EXERCISE DESCRIPTION:
Please give the listing again in its entirety, exactly as written.

##### RECORDED DATA

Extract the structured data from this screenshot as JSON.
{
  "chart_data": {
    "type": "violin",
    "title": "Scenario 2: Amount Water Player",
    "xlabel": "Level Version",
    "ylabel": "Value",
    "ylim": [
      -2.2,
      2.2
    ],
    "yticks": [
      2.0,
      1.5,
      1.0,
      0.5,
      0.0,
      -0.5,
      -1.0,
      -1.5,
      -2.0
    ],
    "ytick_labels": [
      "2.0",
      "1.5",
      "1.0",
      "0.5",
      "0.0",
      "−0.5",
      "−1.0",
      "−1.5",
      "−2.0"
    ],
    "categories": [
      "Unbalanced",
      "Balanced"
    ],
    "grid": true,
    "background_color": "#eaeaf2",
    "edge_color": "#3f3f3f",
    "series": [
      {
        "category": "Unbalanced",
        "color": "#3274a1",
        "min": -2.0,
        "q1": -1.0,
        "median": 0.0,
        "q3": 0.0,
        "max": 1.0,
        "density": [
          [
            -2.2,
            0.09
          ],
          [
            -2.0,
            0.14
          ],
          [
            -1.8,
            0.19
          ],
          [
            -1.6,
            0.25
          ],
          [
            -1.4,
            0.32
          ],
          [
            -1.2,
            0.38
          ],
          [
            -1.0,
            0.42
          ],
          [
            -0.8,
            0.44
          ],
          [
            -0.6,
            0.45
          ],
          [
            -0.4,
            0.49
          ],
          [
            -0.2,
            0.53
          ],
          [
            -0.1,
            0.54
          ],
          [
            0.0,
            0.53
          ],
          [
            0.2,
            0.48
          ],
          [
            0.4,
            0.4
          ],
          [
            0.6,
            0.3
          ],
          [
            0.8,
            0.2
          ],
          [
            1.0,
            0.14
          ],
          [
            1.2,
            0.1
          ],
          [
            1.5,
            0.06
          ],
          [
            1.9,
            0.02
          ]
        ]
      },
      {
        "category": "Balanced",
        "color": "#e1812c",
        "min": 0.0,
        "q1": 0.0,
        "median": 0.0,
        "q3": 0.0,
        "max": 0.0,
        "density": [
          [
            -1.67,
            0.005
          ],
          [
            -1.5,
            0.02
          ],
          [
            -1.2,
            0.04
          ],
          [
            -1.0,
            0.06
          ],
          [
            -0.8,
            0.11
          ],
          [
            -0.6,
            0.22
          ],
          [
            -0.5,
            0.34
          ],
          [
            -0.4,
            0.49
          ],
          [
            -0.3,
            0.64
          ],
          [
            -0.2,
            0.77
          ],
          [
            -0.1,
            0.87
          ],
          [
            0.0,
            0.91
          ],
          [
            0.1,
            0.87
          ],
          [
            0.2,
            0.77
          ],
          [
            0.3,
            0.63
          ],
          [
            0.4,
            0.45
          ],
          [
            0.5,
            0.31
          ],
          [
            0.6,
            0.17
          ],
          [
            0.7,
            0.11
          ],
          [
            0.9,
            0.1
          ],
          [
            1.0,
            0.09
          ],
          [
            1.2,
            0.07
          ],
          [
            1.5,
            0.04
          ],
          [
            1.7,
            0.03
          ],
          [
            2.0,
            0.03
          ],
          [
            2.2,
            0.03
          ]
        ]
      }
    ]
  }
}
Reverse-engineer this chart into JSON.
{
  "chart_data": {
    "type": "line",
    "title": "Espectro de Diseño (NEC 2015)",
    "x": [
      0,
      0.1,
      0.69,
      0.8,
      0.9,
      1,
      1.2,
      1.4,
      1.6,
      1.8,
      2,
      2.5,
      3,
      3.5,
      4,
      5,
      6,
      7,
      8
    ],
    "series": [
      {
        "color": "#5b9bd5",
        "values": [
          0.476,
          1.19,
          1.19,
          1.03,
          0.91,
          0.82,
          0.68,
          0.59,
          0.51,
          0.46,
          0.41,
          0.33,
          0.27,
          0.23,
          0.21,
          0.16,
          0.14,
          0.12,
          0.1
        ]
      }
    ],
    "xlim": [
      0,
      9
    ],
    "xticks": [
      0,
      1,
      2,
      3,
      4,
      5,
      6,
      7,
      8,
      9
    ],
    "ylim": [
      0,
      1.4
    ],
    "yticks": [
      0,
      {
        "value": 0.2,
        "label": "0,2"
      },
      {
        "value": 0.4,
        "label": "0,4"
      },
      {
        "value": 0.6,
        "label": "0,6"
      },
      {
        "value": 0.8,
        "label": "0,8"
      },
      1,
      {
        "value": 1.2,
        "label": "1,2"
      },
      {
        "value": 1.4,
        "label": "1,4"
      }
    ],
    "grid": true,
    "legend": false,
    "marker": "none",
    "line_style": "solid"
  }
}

##########

THE RESULT:
Extract the structured data from this screenshot as JSON.
{
  "chart_data": {
    "type": "violin",
    "title": "Scenario 2: Amount Water Player",
    "xlabel": "Level Version",
    "ylabel": "Value",
    "ylim": [
      -2.2,
      2.2
    ],
    "yticks": [
      2.0,
      1.5,
      1.0,
      0.5,
      0.0,
      -0.5,
      -1.0,
      -1.5,
      -2.0
    ],
    "ytick_labels": [
      "2.0",
      "1.5",
      "1.0",
      "0.5",
      "0.0",
      "−0.5",
      "−1.0",
      "−1.5",
      "−2.0"
    ],
    "categories": [
      "Unbalanced",
      "Balanced"
    ],
    "grid": true,
    "background_color": "#eaeaf2",
    "edge_color": "#3f3f3f",
    "series": [
      {
        "category": "Unbalanced",
        "color": "#3274a1",
        "min": -2.0,
        "q1": -1.0,
        "median": 0.0,
        "q3": 0.0,
        "max": 1.0,
        "density": [
          [
            -2.2,
            0.09
          ],
          [
            -2.0,
            0.14
          ],
          [
            -1.8,
            0.19
          ],
          [
            -1.6,
            0.25
          ],
          [
            -1.4,
            0.32
          ],
          [
            -1.2,
            0.38
          ],
          [
            -1.0,
            0.42
          ],
          [
            -0.8,
            0.44
          ],
          [
            -0.6,
            0.45
          ],
          [
            -0.4,
            0.49
          ],
          [
            -0.2,
            0.53
          ],
          [
            -0.1,
            0.54
          ],
          [
            0.0,
            0.53
          ],
          [
            0.2,
            0.48
          ],
          [
            0.4,
            0.4
          ],
          [
            0.6,
            0.3
          ],
          [
            0.8,
            0.2
          ],
          [
            1.0,
            0.14
          ],
          [
            1.2,
            0.1
          ],
          [
            1.5,
            0.06
          ],
          [
            1.9,
            0.02
          ]
        ]
      },
      {
        "category": "Balanced",
        "color": "#e1812c",
        "min": 0.0,
        "q1": 0.0,
        "median": 0.0,
        "q3": 0.0,
        "max": 0.0,
        "density": [
          [
            -1.67,
            0.005
          ],
          [
            -1.5,
            0.02
          ],
          [
            -1.2,
            0.04
          ],
          [
            -1.0,
            0.06
          ],
          [
            -0.8,
            0.11
          ],
          [
            -0.6,
            0.22
          ],
          [
            -0.5,
            0.34
          ],
          [
            -0.4,
            0.49
          ],
          [
            -0.3,
            0.64
          ],
          [
            -0.2,
            0.77
          ],
          [
            -0.1,
            0.87
          ],
          [
            0.0,
            0.91
          ],
          [
            0.1,
            0.87
          ],
          [
            0.2,
            0.77
          ],
          [
            0.3,
            0.63
          ],
          [
            0.4,
            0.45
          ],
          [
            0.5,
            0.31
          ],
          [
            0.6,
            0.17
          ],
          [
            0.7,
            0.11
          ],
          [
            0.9,
            0.1
          ],
          [
            1.0,
            0.09
          ],
          [
            1.2,
            0.07
          ],
          [
            1.5,
            0.04
          ],
          [
            1.7,
            0.03
          ],
          [
            2.0,
            0.03
          ],
          [
            2.2,
            0.03
          ]
        ]
      }
    ]
  }
}
Reverse-engineer this chart into JSON.
{
  "chart_data": {
    "type": "line",
    "title": "Espectro de Diseño (NEC 2015)",
    "x": [
      0,
      0.1,
      0.69,
      0.8,
      0.9,
      1,
      1.2,
      1.4,
      1.6,
      1.8,
      2,
      2.5,
      3,
      3.5,
      4,
      5,
      6,
      7,
      8
    ],
    "series": [
      {
        "color": "#5b9bd5",
        "values": [
          0.476,
          1.19,
          1.19,
          1.03,
          0.91,
          0.82,
          0.68,
          0.59,
          0.51,
          0.46,
          0.41,
          0.33,
          0.27,
          0.23,
          0.21,
          0.16,
          0.14,
          0.12,
          0.1
        ]
      }
    ],
    "xlim": [
      0,
      9
    ],
    "xticks": [
      0,
      1,
      2,
      3,
      4,
      5,
      6,
      7,
      8,
      9
    ],
    "ylim": [
      0,
      1.4
    ],
    "yticks": [
      0,
      {
        "value": 0.2,
        "label": "0,2"
      },
      {
        "value": 0.4,
        "label": "0,4"
      },
      {
        "value": 0.6,
        "label": "0,6"
      },
      {
        "value": 0.8,
        "label": "0,8"
      },
      1,
      {
        "value": 1.2,
        "label": "1,2"
      },
      {
        "value": 1.4,
        "label": "1,4"
      }
    ],
    "grid": true,
    "legend": false,
    "marker": "none",
    "line_style": "solid"
  }
}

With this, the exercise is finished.